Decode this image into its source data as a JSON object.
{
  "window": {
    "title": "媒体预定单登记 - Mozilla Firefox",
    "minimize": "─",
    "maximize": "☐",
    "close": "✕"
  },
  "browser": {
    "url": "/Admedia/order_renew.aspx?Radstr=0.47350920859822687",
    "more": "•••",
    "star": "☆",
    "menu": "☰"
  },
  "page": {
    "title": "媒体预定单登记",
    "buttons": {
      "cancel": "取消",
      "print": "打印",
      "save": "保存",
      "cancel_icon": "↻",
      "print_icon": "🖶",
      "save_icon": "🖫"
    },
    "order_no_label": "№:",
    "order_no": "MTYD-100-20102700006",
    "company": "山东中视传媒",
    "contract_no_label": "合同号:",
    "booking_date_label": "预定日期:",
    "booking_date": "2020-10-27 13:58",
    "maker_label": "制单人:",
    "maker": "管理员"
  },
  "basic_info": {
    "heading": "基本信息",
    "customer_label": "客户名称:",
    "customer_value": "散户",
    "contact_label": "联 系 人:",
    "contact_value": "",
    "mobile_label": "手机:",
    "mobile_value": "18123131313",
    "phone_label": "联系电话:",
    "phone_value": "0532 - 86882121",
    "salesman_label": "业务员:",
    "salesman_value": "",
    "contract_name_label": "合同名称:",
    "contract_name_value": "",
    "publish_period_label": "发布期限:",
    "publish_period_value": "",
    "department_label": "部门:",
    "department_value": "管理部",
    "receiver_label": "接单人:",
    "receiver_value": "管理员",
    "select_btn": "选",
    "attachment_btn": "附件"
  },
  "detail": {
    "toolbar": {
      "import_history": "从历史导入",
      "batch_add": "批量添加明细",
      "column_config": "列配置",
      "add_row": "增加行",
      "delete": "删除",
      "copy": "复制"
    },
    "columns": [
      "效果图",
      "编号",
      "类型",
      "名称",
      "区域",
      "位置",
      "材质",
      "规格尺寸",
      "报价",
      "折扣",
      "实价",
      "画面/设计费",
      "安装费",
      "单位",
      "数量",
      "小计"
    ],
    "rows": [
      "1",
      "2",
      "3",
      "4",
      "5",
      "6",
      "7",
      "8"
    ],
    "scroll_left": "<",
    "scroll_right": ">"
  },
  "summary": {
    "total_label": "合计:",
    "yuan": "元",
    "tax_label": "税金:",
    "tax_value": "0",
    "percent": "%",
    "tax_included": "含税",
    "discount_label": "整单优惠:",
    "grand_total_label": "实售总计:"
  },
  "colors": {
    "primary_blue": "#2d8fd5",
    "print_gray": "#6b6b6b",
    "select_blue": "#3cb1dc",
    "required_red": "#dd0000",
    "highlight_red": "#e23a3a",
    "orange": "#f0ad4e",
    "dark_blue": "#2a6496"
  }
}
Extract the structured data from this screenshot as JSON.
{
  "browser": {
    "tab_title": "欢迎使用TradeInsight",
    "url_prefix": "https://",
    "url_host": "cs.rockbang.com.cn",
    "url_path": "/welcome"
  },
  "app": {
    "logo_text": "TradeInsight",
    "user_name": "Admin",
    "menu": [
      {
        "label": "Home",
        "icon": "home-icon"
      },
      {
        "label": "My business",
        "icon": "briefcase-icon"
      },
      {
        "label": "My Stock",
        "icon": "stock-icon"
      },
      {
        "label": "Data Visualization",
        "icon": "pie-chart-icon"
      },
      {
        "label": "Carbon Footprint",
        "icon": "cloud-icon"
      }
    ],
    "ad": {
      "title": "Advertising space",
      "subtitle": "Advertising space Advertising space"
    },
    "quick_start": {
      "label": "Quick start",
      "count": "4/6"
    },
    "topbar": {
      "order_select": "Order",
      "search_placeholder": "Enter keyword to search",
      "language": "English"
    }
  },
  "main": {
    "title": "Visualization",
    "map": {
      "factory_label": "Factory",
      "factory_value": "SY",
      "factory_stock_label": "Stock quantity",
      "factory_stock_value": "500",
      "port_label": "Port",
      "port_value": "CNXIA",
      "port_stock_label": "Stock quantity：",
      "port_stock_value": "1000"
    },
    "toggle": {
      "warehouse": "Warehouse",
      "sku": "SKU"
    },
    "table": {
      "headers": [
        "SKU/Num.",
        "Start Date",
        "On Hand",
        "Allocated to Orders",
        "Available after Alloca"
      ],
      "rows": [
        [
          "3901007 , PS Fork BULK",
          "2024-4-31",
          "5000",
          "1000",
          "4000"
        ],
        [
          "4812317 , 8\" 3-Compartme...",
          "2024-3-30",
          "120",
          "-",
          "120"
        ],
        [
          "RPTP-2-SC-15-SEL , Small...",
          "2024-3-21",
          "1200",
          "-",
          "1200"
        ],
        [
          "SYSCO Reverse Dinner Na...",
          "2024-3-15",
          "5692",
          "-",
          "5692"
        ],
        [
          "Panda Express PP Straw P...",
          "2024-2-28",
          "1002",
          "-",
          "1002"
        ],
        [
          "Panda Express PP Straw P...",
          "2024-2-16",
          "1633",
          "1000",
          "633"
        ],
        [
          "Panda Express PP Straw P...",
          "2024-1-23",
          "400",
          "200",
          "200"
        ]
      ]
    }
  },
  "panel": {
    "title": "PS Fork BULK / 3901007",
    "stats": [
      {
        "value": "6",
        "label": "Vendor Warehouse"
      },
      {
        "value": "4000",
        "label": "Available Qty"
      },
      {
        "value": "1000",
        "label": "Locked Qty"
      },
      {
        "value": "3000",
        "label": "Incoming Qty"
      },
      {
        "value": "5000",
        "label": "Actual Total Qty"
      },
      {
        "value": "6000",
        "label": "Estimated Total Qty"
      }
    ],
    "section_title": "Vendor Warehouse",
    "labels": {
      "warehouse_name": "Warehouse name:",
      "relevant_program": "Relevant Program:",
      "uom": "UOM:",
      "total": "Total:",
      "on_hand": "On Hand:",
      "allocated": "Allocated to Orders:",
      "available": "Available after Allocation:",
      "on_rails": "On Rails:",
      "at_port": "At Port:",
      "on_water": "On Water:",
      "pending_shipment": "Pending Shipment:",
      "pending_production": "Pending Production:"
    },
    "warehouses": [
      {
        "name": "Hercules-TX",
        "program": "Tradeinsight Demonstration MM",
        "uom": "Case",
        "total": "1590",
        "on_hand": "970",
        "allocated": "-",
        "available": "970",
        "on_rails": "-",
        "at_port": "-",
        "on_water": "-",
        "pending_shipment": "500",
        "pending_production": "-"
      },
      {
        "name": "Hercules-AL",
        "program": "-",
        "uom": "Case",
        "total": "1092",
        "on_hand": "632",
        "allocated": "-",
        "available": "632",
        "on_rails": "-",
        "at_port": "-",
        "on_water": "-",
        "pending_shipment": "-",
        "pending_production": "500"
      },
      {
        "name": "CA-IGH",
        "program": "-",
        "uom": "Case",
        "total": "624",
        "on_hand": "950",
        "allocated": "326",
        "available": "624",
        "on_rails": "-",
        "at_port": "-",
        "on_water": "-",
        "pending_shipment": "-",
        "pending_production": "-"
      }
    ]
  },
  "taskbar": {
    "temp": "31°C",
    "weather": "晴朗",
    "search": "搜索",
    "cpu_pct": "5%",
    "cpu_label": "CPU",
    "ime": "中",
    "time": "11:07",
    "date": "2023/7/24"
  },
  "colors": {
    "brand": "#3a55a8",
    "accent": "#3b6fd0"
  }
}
--
Output all preceding records character for character.

■ **Written solution**
Decode this image into its source data as a JSON object.
{
  "window": {
    "title": "媒体预定单登记 - Mozilla Firefox",
    "minimize": "─",
    "maximize": "☐",
    "close": "✕"
  },
  "browser": {
    "url": "/Admedia/order_renew.aspx?Radstr=0.47350920859822687",
    "more": "•••",
    "star": "☆",
    "menu": "☰"
  },
  "page": {
    "title": "媒体预定单登记",
    "buttons": {
      "cancel": "取消",
      "print": "打印",
      "save": "保存",
      "cancel_icon": "↻",
      "print_icon": "🖶",
      "save_icon": "🖫"
    },
    "order_no_label": "№:",
    "order_no": "MTYD-100-20102700006",
    "company": "山东中视传媒",
    "contract_no_label": "合同号:",
    "booking_date_label": "预定日期:",
    "booking_date": "2020-10-27 13:58",
    "maker_label": "制单人:",
    "maker": "管理员"
  },
  "basic_info": {
    "heading": "基本信息",
    "customer_label": "客户名称:",
    "customer_value": "散户",
    "contact_label": "联 系 人:",
    "contact_value": "",
    "mobile_label": "手机:",
    "mobile_value": "18123131313",
    "phone_label": "联系电话:",
    "phone_value": "0532 - 86882121",
    "salesman_label": "业务员:",
    "salesman_value": "",
    "contract_name_label": "合同名称:",
    "contract_name_value": "",
    "publish_period_label": "发布期限:",
    "publish_period_value": "",
    "department_label": "部门:",
    "department_value": "管理部",
    "receiver_label": "接单人:",
    "receiver_value": "管理员",
    "select_btn": "选",
    "attachment_btn": "附件"
  },
  "detail": {
    "toolbar": {
      "import_history": "从历史导入",
      "batch_add": "批量添加明细",
      "column_config": "列配置",
      "add_row": "增加行",
      "delete": "删除",
      "copy": "复制"
    },
    "columns": [
      "效果图",
      "编号",
      "类型",
      "名称",
      "区域",
      "位置",
      "材质",
      "规格尺寸",
      "报价",
      "折扣",
      "实价",
      "画面/设计费",
      "安装费",
      "单位",
      "数量",
      "小计"
    ],
    "rows": [
      "1",
      "2",
      "3",
      "4",
      "5",
      "6",
      "7",
      "8"
    ],
    "scroll_left": "<",
    "scroll_right": ">"
  },
  "summary": {
    "total_label": "合计:",
    "yuan": "元",
    "tax_label": "税金:",
    "tax_value": "0",
    "percent": "%",
    "tax_included": "含税",
    "discount_label": "整单优惠:",
    "grand_total_label": "实售总计:"
  },
  "colors": {
    "primary_blue": "#2d8fd5",
    "print_gray": "#6b6b6b",
    "select_blue": "#3cb1dc",
    "required_red": "#dd0000",
    "highlight_red": "#e23a3a",
    "orange": "#f0ad4e",
    "dark_blue": "#2a6496"
  }
}
Extract the structured data from this screenshot as JSON.
{
  "browser": {
    "tab_title": "欢迎使用TradeInsight",
    "url_prefix": "https://",
    "url_host": "cs.rockbang.com.cn",
    "url_path": "/welcome"
  },
  "app": {
    "logo_text": "TradeInsight",
    "user_name": "Admin",
    "menu": [
      {
        "label": "Home",
        "icon": "home-icon"
      },
      {
        "label": "My business",
        "icon": "briefcase-icon"
      },
      {
        "label": "My Stock",
        "icon": "stock-icon"
      },
      {
        "label": "Data Visualization",
        "icon": "pie-chart-icon"
      },
      {
        "label": "Carbon Footprint",
        "icon": "cloud-icon"
      }
    ],
    "ad": {
      "title": "Advertising space",
      "subtitle": "Advertising space Advertising space"
    },
    "quick_start": {
      "label": "Quick start",
      "count": "4/6"
    },
    "topbar": {
      "order_select": "Order",
      "search_placeholder": "Enter keyword to search",
      "language": "English"
    }
  },
  "main": {
    "title": "Visualization",
    "map": {
      "factory_label": "Factory",
      "factory_value": "SY",
      "factory_stock_label": "Stock quantity",
      "factory_stock_value": "500",
      "port_label": "Port",
      "port_value": "CNXIA",
      "port_stock_label": "Stock quantity：",
      "port_stock_value": "1000"
    },
    "toggle": {
      "warehouse": "Warehouse",
      "sku": "SKU"
    },
    "table": {
      "headers": [
        "SKU/Num.",
        "Start Date",
        "On Hand",
        "Allocated to Orders",
        "Available after Alloca"
      ],
      "rows": [
        [
          "3901007 , PS Fork BULK",
          "2024-4-31",
          "5000",
          "1000",
          "4000"
        ],
        [
          "4812317 , 8\" 3-Compartme...",
          "2024-3-30",
          "120",
          "-",
          "120"
        ],
        [
          "RPTP-2-SC-15-SEL , Small...",
          "2024-3-21",
          "1200",
          "-",
          "1200"
        ],
        [
          "SYSCO Reverse Dinner Na...",
          "2024-3-15",
          "5692",
          "-",
          "5692"
        ],
        [
          "Panda Express PP Straw P...",
          "2024-2-28",
          "1002",
          "-",
          "1002"
        ],
        [
          "Panda Express PP Straw P...",
          "2024-2-16",
          "1633",
          "1000",
          "633"
        ],
        [
          "Panda Express PP Straw P...",
          "2024-1-23",
          "400",
          "200",
          "200"
        ]
      ]
    }
  },
  "panel": {
    "title": "PS Fork BULK / 3901007",
    "stats": [
      {
        "value": "6",
        "label": "Vendor Warehouse"
      },
      {
        "value": "4000",
        "label": "Available Qty"
      },
      {
        "value": "1000",
        "label": "Locked Qty"
      },
      {
        "value": "3000",
        "label": "Incoming Qty"
      },
      {
        "value": "5000",
        "label": "Actual Total Qty"
      },
      {
        "value": "6000",
        "label": "Estimated Total Qty"
      }
    ],
    "section_title": "Vendor Warehouse",
    "labels": {
      "warehouse_name": "Warehouse name:",
      "relevant_program": "Relevant Program:",
      "uom": "UOM:",
      "total": "Total:",
      "on_hand": "On Hand:",
      "allocated": "Allocated to Orders:",
      "available": "Available after Allocation:",
      "on_rails": "On Rails:",
      "at_port": "At Port:",
      "on_water": "On Water:",
      "pending_shipment": "Pending Shipment:",
      "pending_production": "Pending Production:"
    },
    "warehouses": [
      {
        "name": "Hercules-TX",
        "program": "Tradeinsight Demonstration MM",
        "uom": "Case",
        "total": "1590",
        "on_hand": "970",
        "allocated": "-",
        "available": "970",
        "on_rails": "-",
        "at_port": "-",
        "on_water": "-",
        "pending_shipment": "500",
        "pending_production": "-"
      },
      {
        "name": "Hercules-AL",
        "program": "-",
        "uom": "Case",
        "total": "1092",
        "on_hand": "632",
        "allocated": "-",
        "available": "632",
        "on_rails": "-",
        "at_port": "-",
        "on_water": "-",
        "pending_shipment": "-",
        "pending_production": "500"
      },
      {
        "name": "CA-IGH",
        "program": "-",
        "uom": "Case",
        "total": "624",
        "on_hand": "950",
        "allocated": "326",
        "available": "624",
        "on_rails": "-",
        "at_port": "-",
        "on_water": "-",
        "pending_shipment": "-",
        "pending_production": "-"
      }
    ]
  },
  "taskbar": {
    "temp": "31°C",
    "weather": "晴朗",
    "search": "搜索",
    "cpu_pct": "5%",
    "cpu_label": "CPU",
    "ime": "中",
    "time": "11:07",
    "date": "2023/7/24"
  },
  "colors": {
    "brand": "#3a55a8",
    "accent": "#3b6fd0"
  }
}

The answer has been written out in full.